(Written exercise)
Locate every line in the records below that contains the word "ИЗМЕРЕНИЯ", and copy each one.

(Data records)
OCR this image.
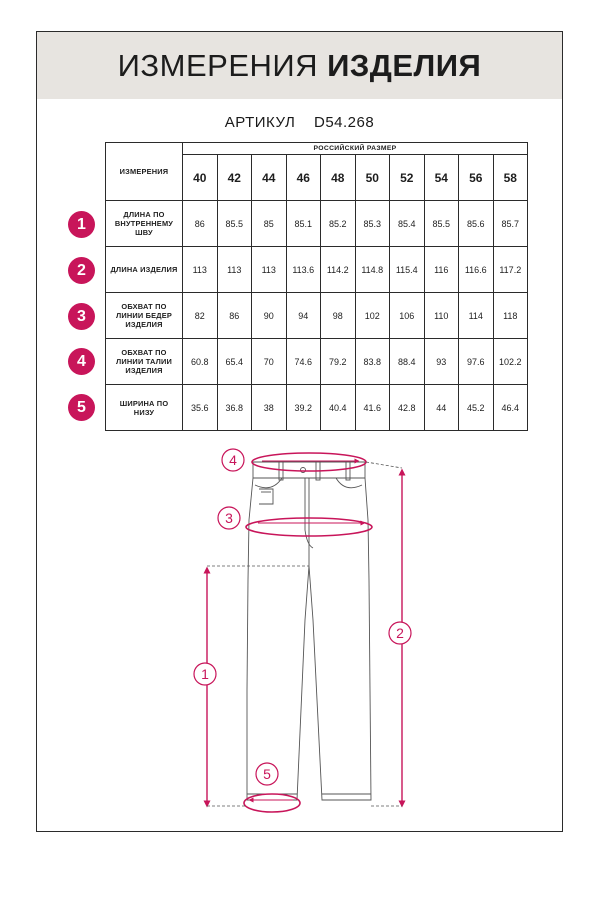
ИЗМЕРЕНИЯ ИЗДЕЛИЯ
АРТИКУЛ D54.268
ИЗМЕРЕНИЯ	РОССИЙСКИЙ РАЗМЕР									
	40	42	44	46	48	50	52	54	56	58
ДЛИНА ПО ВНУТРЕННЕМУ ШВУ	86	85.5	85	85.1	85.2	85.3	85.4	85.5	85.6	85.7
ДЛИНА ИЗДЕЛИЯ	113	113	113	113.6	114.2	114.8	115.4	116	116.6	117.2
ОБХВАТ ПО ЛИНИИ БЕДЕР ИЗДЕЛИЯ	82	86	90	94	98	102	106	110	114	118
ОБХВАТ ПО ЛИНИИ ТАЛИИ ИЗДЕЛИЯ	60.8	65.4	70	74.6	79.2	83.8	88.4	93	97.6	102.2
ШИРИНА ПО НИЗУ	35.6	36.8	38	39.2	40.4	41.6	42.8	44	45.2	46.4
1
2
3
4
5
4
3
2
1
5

---

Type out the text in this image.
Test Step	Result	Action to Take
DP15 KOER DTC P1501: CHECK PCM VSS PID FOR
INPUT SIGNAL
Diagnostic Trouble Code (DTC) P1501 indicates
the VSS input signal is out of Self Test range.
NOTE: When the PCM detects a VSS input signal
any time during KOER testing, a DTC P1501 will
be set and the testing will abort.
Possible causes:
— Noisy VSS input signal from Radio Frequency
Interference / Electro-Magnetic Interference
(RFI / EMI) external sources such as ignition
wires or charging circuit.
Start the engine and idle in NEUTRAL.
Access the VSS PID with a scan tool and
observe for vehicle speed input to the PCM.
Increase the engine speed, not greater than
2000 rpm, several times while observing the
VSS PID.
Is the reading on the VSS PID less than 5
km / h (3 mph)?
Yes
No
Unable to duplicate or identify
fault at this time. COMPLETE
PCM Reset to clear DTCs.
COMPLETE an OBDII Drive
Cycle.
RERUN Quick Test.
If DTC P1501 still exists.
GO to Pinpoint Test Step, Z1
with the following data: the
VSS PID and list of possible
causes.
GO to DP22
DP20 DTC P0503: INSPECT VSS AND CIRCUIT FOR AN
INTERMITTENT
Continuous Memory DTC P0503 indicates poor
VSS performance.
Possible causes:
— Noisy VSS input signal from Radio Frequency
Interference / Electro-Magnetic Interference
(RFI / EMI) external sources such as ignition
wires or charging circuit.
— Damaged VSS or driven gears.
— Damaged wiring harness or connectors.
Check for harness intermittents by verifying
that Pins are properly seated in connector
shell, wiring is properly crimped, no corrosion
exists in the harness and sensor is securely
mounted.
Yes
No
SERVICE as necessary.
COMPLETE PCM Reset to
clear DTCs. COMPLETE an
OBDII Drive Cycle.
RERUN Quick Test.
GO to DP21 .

(Exercise result)
ИЗМЕРЕНИЯ ИЗДЕЛИЯ
ИЗМЕРЕНИЯ	РОССИЙСКИЙ РАЗМЕР									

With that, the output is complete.